Text:
Multicarrier modulation schemes, such as OFDM, have been widely employed in digital communications systems due to their low susceptibility to intersymbol interference (ISI) [6,7,8,9]. OFDM divides the channel bandwidth into K orthogonal subcarriers [10]. The serial stream at a high data rate applied to the OFDM input is first converted to multiple parallel low transmission rate sub-streams. Each of the K parallel sub-streams modulates one of the K subcarriers. In this way, the OFDM symbol duration is K times longer than the symbol duration of the equivalent single carrier system, thus avoiding ISI [11]. Another important characteristic of OFDM systems is that multiple users can be multiplexed in frequency, using K subcarriers.

Multiple-input and multiple-output (MIMO) technologies use multiple antennas on the transmitter and receiver sides, increasing the wireless channel capacity without extra bandwidth, extra power transmission, or both [11]. Usually, as BSs have more computational power than UEs, a larger number of antennas is applied at the transmitter. In this context, when the number of antennas exceeds the number of users, the term massive MIMO (mMIMO) is frequently used. Generally, mMIMO systems operate with 16 or more antennas in BSs. In addition, the uplink can be composed of one or more UEs, where the former characterizes a single-user mMIMO (SU-mMIMO) [12] and the latter a multi-user mMIMO (MU-mMIMO) [13]. For 6G technologies, ultra-massive MIMO (UM-MIMO) schemes have been explored to support data throughputs of Terabits [14]. MIMO and mMIMO communications are broadly implemented either by beamforming, space–time block codes (STBC), or both [15,16]. While beamforming techniques (either analog, digital, or hybrid [17]) may be more attractive to BSs, because of the necessity of many transmitting antennas, STBC, on the other hand, is feasible for use in both downlink and uplink connections.

What this exercise asks:
a) Translate this sentence from the passage on OFDM and MIMO into Spanish: "Generally, mMIMO systems operate with 16 or more antennas in BSs."
b) Extend the passage on OFDM and MIMO, starting right after its last sentence.

Listed entries:
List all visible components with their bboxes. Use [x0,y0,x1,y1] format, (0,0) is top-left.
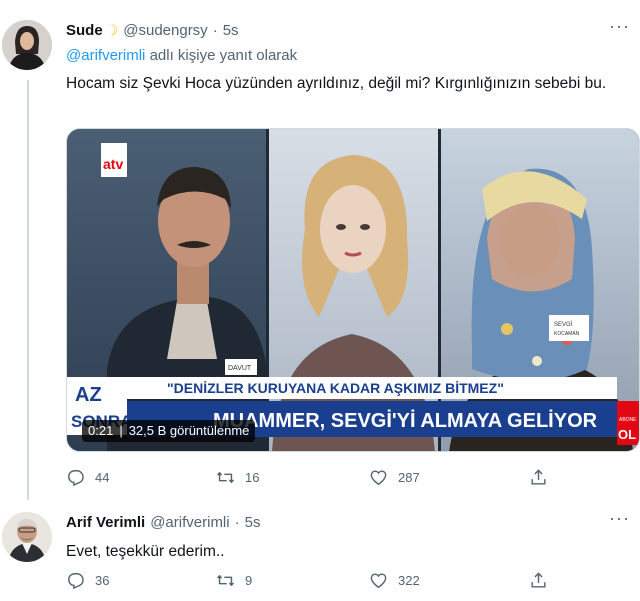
name-plate-right-line1: SEVGİ [554,321,573,328]
reply-count: 44 [95,469,110,485]
like-button[interactable]: 322 [369,568,420,592]
view-count: 32,5 B görüntülenme [128,423,250,438]
heart-icon [370,469,387,485]
channel-logo: atv [103,156,123,172]
tweet-header: Sude ☽ @sudengrsy · 5s [66,22,239,39]
share-button[interactable] [529,465,548,489]
retweet-count: 16 [245,469,260,485]
share-icon [531,571,546,588]
tweet-actions: 44 16 287 [66,465,566,489]
reply-count: 36 [95,572,110,588]
more-options-icon[interactable]: ··· [609,508,630,529]
thread-connector-line [27,80,29,500]
tweet-arif-verimli[interactable]: Arif Verimli @arifverimli · 5s ··· Evet,… [0,500,640,601]
retweet-icon [217,471,234,483]
user-handle[interactable]: @arifverimli [150,514,229,531]
share-icon [531,468,546,485]
name-plate-left: DAVUT [228,365,252,372]
separator-dot: · [212,22,218,39]
subscribe-small: ABONE [619,417,637,423]
heart-icon [370,572,387,588]
banner-text: MUAMMER, SEVGİ'Yİ ALMAYA GELİYOR [213,409,598,432]
like-count: 322 [398,572,420,588]
share-button[interactable] [529,568,548,592]
reply-button[interactable]: 44 [66,465,109,489]
tweet-header: Arif Verimli @arifverimli · 5s [66,514,260,531]
video-info-overlay: 0:21 | 32,5 B görüntülenme [82,420,256,442]
like-count: 287 [398,469,420,485]
retweet-count: 9 [245,572,253,588]
tweet-text: Hocam siz Şevki Hoca yüzünden ayrıldınız… [66,75,607,92]
replying-to: @arifverimli adlı kişiye yanıt olarak [66,47,297,64]
tweet-sude[interactable]: Sude ☽ @sudengrsy · 5s ··· @arifverimli … [0,0,640,500]
reply-suffix: adlı kişiye yanıt olarak [149,47,298,64]
reply-button[interactable]: 36 [66,568,109,592]
subscribe-big: OL [618,427,636,442]
lower-third-headline: "DENİZLER KURUYANA KADAR AŞKIMIZ BİTMEZ" [167,380,504,396]
reply-icon [68,572,84,589]
divider: | [119,423,123,438]
separator-dot: · [234,514,240,531]
user-handle[interactable]: @sudengrsy [123,22,207,39]
reply-icon [68,469,84,486]
tweet-text: Evet, teşekkür ederim.. [66,543,225,560]
timestamp[interactable]: 5s [223,22,239,39]
avatar-sude[interactable] [2,20,52,70]
reply-mention-link[interactable]: @arifverimli [66,47,145,64]
retweet-button[interactable]: 16 [216,465,259,489]
retweet-icon [217,574,234,586]
retweet-button[interactable]: 9 [216,568,252,592]
video-media[interactable]: atv DAVUT SEVGİ KOCAMAN "DENİZLER KURUYA… [66,128,640,452]
like-button[interactable]: 287 [369,465,420,489]
video-thumbnail: atv DAVUT SEVGİ KOCAMAN "DENİZLER KURUYA… [67,129,639,451]
avatar-arif-verimli[interactable] [2,512,52,562]
side-tag-line1: AZ [75,384,102,406]
tweet-actions: 36 9 322 [66,568,566,592]
display-name[interactable]: Arif Verimli [66,514,145,531]
timestamp[interactable]: 5s [245,514,261,531]
video-duration: 0:21 [88,423,114,438]
more-options-icon[interactable]: ··· [609,16,630,37]
name-plate-right-line2: KOCAMAN [554,331,580,337]
display-name[interactable]: Sude [66,22,103,39]
crescent-moon-icon: ☽ [105,22,119,38]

Answers to each task:
a) Por lo general, los sistemas mMIMO operan con 16 o más antenas en las BS.

b)
The combination of OFDM and MIMO is a major trend in mobile communication systems [18,19,20,21,22], such as 5G and next-generations, which are based on the so-called MIMO-OFDM and mMIMO-OFDM approaches [23]. Nonetheless, digital communication systems over wireless channels may suffer severe signal degradations due to multipath propagation, additive white Gaussian noise (AWGN) [24,25], and Doppler effects [26]. Moreover, another frequent impairment in OFDM systems is signal distortion, characterized by the PAPR (peak-to-average power ratio), due to nonlinearities at the high-power transmitter amplifier [27,28]. Since nonlinear impairments usually degrade the performance of linear filters, the search for robust nonlinear filters at the receiver is essential to circumvent this issue [11,27,29].

Along with the application of nonlinear filters designed for specific problems in telecommunications, artificial neural networks (ANNs) have been extensively studied in various challenging areas of digital communications, including soft and hard fault detection, channel estimation, equalization, and beamforming [30,31,32,33,34,35,36,37,38,39,40]. Neural networks can operate like nonlinear filters, in a structure that can be modeled by nonlinear activation functions, as in multilayer perceptrons (MLPs), or by Gaussian neurons in radial basis function neural networks (RBFNN) [35]. RBFNN Gaussian neurons have two free parameters, namely the Gaussian centers and the variances. Moreover, there is a linear free parameter vector of weights, which linearly weighs the neuron outputs to yield the network output [35,41]. With these three independent sets of parameters, RBFNNs are able to represent high-order nonlinear surfaces without increasing the number of layers, thereby reducing complexity compared with deep neural networks [11,35].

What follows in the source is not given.